Materials provided:

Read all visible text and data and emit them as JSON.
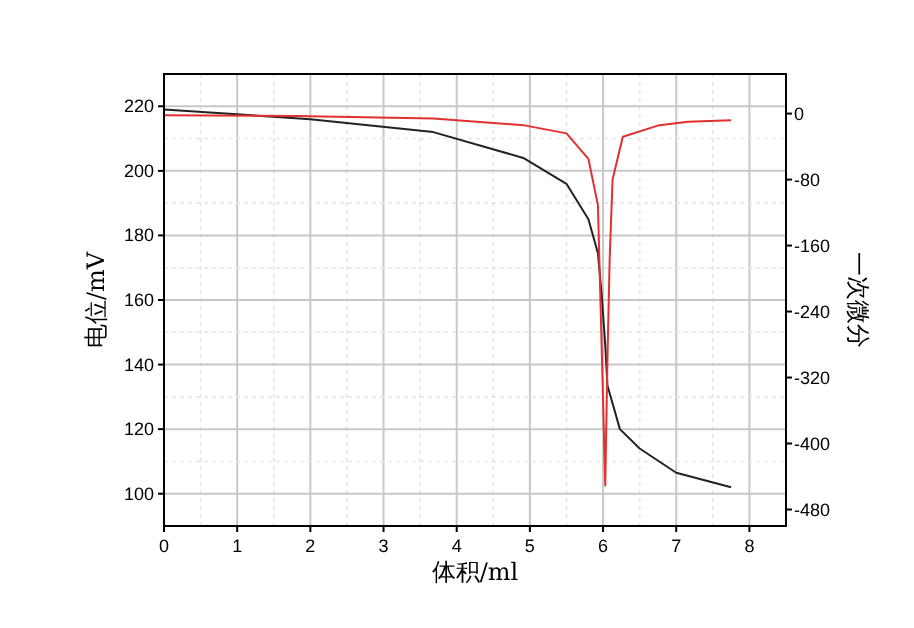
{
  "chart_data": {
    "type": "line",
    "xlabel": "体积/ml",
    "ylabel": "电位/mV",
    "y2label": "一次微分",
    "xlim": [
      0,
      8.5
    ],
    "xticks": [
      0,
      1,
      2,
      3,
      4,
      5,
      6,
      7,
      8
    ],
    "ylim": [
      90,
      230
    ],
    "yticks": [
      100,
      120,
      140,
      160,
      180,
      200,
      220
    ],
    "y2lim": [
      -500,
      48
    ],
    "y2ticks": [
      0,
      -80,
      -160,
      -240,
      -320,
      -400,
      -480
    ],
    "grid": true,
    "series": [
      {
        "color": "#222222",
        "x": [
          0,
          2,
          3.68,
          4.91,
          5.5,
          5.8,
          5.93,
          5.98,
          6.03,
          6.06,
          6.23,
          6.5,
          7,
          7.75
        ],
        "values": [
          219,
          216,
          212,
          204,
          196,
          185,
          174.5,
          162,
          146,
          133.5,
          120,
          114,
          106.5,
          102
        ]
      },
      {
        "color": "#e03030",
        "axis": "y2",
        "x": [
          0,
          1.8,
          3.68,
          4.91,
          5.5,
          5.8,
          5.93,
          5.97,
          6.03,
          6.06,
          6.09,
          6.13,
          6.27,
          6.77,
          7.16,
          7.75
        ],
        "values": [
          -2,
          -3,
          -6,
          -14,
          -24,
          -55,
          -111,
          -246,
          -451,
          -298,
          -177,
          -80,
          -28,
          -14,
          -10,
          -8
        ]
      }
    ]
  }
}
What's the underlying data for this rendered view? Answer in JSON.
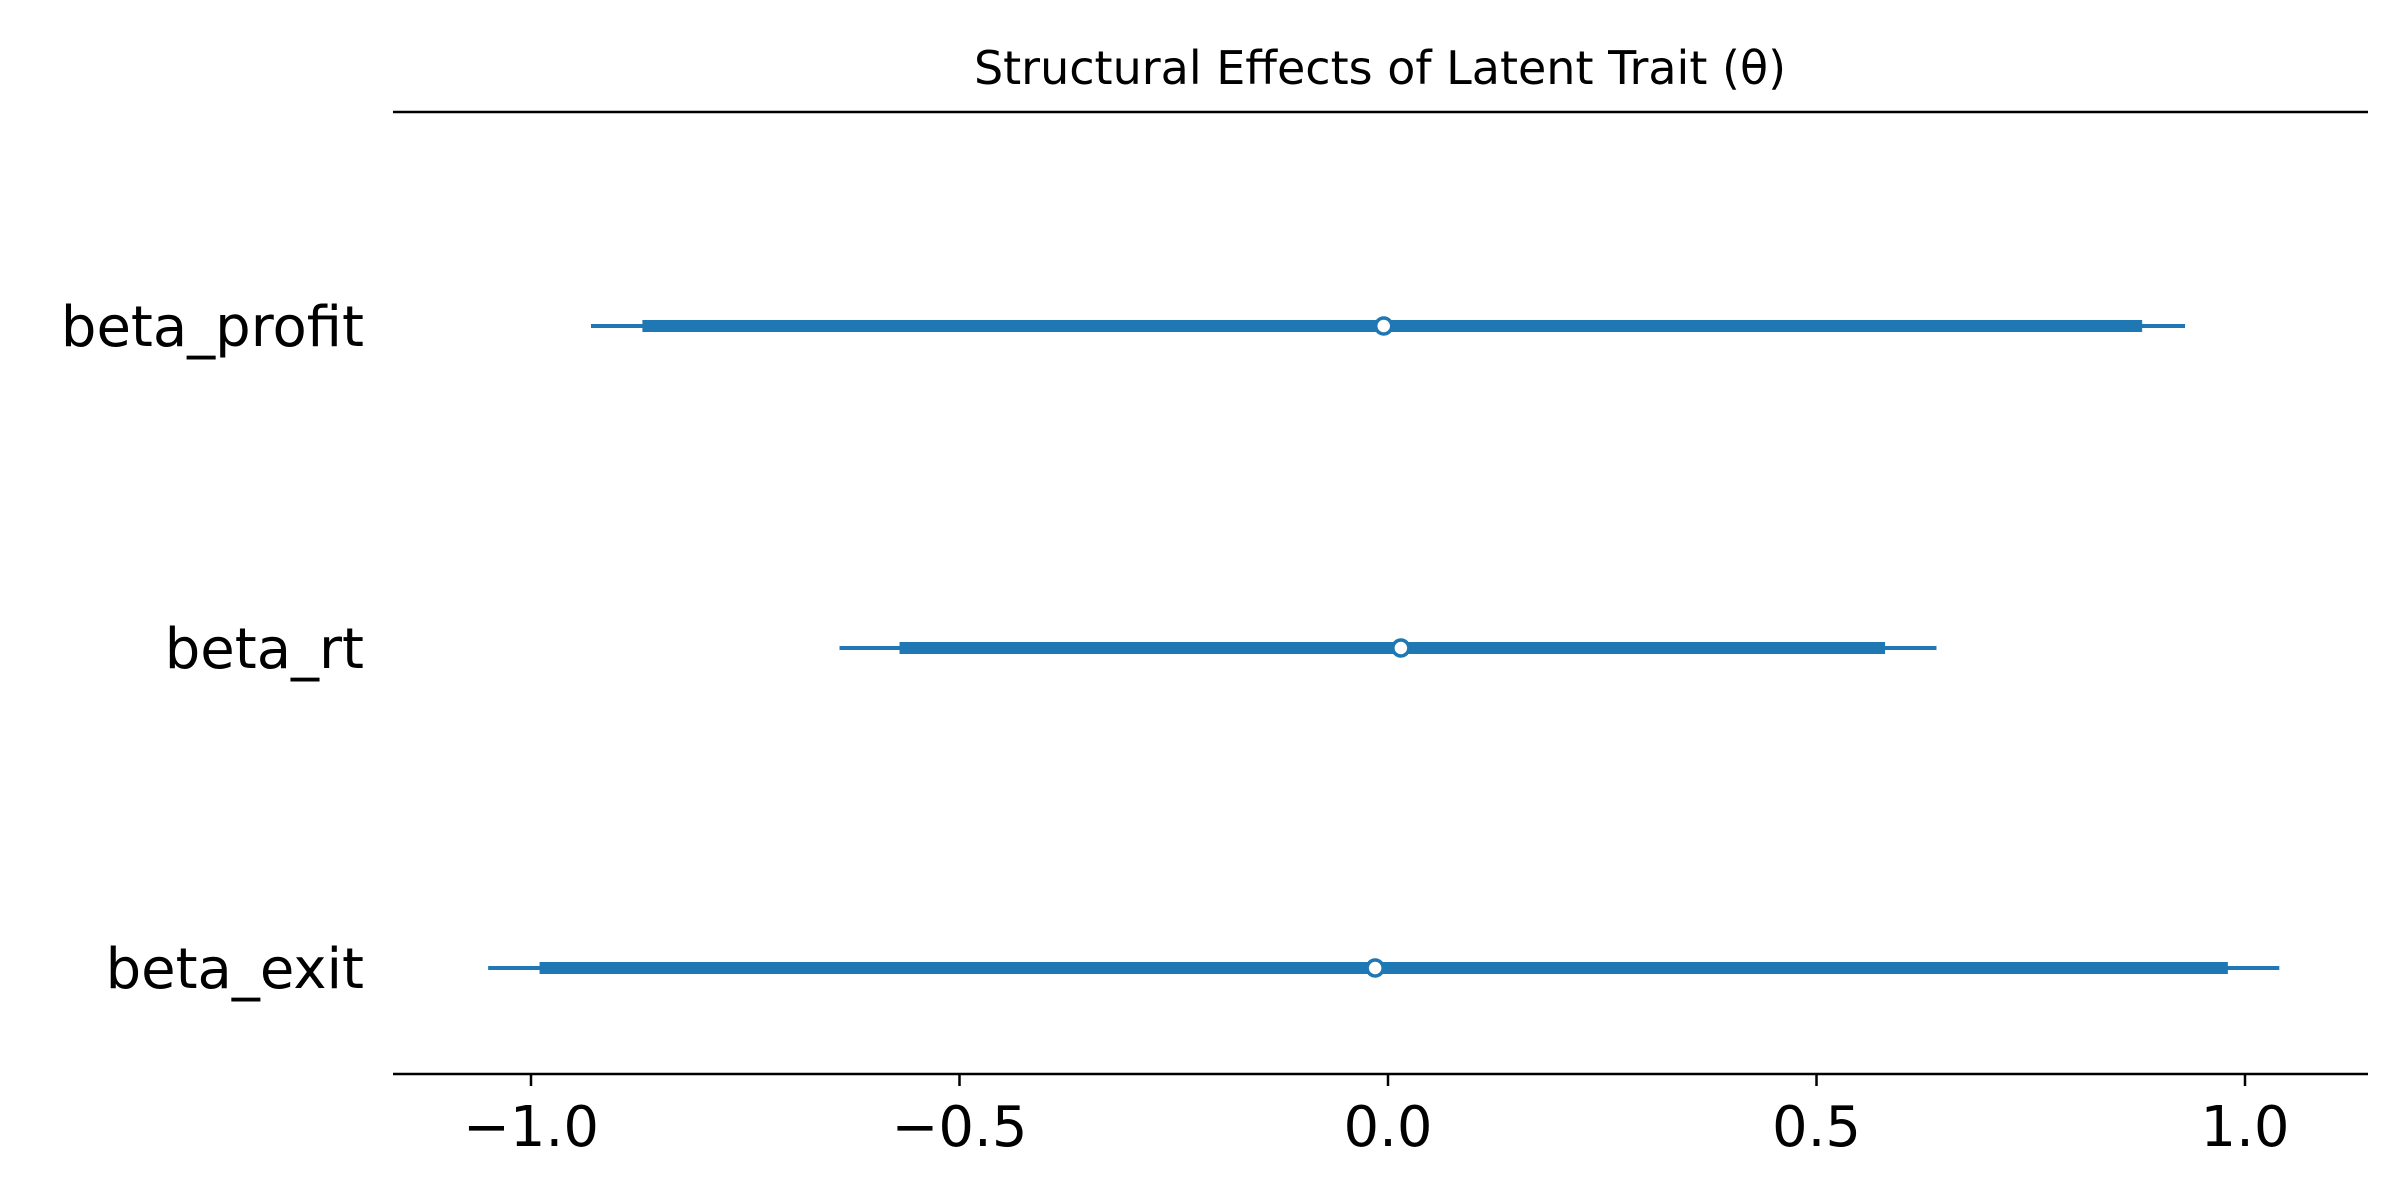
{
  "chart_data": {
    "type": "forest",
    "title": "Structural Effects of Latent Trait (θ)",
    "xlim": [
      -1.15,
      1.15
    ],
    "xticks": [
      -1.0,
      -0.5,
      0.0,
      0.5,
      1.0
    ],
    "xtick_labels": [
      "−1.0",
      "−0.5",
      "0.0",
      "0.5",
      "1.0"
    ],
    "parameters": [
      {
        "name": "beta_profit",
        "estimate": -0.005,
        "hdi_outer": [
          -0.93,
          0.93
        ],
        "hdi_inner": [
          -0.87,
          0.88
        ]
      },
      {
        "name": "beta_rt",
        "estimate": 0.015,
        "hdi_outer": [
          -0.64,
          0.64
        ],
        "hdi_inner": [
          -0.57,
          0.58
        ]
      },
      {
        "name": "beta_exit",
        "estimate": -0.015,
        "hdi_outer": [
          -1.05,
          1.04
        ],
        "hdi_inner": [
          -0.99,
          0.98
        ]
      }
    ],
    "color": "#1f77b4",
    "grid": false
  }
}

Work to complete: Copy each line of the records precisely and drop any images they hold.

Completed task:
Read all visible text and data and emit them as JSON.
{
  "chart_data": {
    "type": "line",
    "xlabel": "体积/ml",
    "ylabel": "电位/mV",
    "y2label": "一次微分",
    "xlim": [
      0,
      8.5
    ],
    "xticks": [
      0,
      1,
      2,
      3,
      4,
      5,
      6,
      7,
      8
    ],
    "ylim": [
      90,
      230
    ],
    "yticks": [
      100,
      120,
      140,
      160,
      180,
      200,
      220
    ],
    "y2lim": [
      -500,
      48
    ],
    "y2ticks": [
      0,
      -80,
      -160,
      -240,
      -320,
      -400,
      -480
    ],
    "grid": true,
    "series": [
      {
        "color": "#222222",
        "x": [
          0,
          2,
          3.68,
          4.91,
          5.5,
          5.8,
          5.93,
          5.98,
          6.03,
          6.06,
          6.23,
          6.5,
          7,
          7.75
        ],
        "values": [
          219,
          216,
          212,
          204,
          196,
          185,
          174.5,
          162,
          146,
          133.5,
          120,
          114,
          106.5,
          102
        ]
      },
      {
        "color": "#e03030",
        "axis": "y2",
        "x": [
          0,
          1.8,
          3.68,
          4.91,
          5.5,
          5.8,
          5.93,
          5.97,
          6.03,
          6.06,
          6.09,
          6.13,
          6.27,
          6.77,
          7.16,
          7.75
        ],
        "values": [
          -2,
          -3,
          -6,
          -14,
          -24,
          -55,
          -111,
          -246,
          -451,
          -298,
          -177,
          -80,
          -28,
          -14,
          -10,
          -8
        ]
      }
    ]
  }
}
What's the underlying data for this rendered view? Answer in JSON.
{
  "chart_data": {
    "type": "forest",
    "title": "Structural Effects of Latent Trait (θ)",
    "xlim": [
      -1.15,
      1.15
    ],
    "xticks": [
      -1.0,
      -0.5,
      0.0,
      0.5,
      1.0
    ],
    "xtick_labels": [
      "−1.0",
      "−0.5",
      "0.0",
      "0.5",
      "1.0"
    ],
    "parameters": [
      {
        "name": "beta_profit",
        "estimate": -0.005,
        "hdi_outer": [
          -0.93,
          0.93
        ],
        "hdi_inner": [
          -0.87,
          0.88
        ]
      },
      {
        "name": "beta_rt",
        "estimate": 0.015,
        "hdi_outer": [
          -0.64,
          0.64
        ],
        "hdi_inner": [
          -0.57,
          0.58
        ]
      },
      {
        "name": "beta_exit",
        "estimate": -0.015,
        "hdi_outer": [
          -1.05,
          1.04
        ],
        "hdi_inner": [
          -0.99,
          0.98
        ]
      }
    ],
    "color": "#1f77b4",
    "grid": false
  }
}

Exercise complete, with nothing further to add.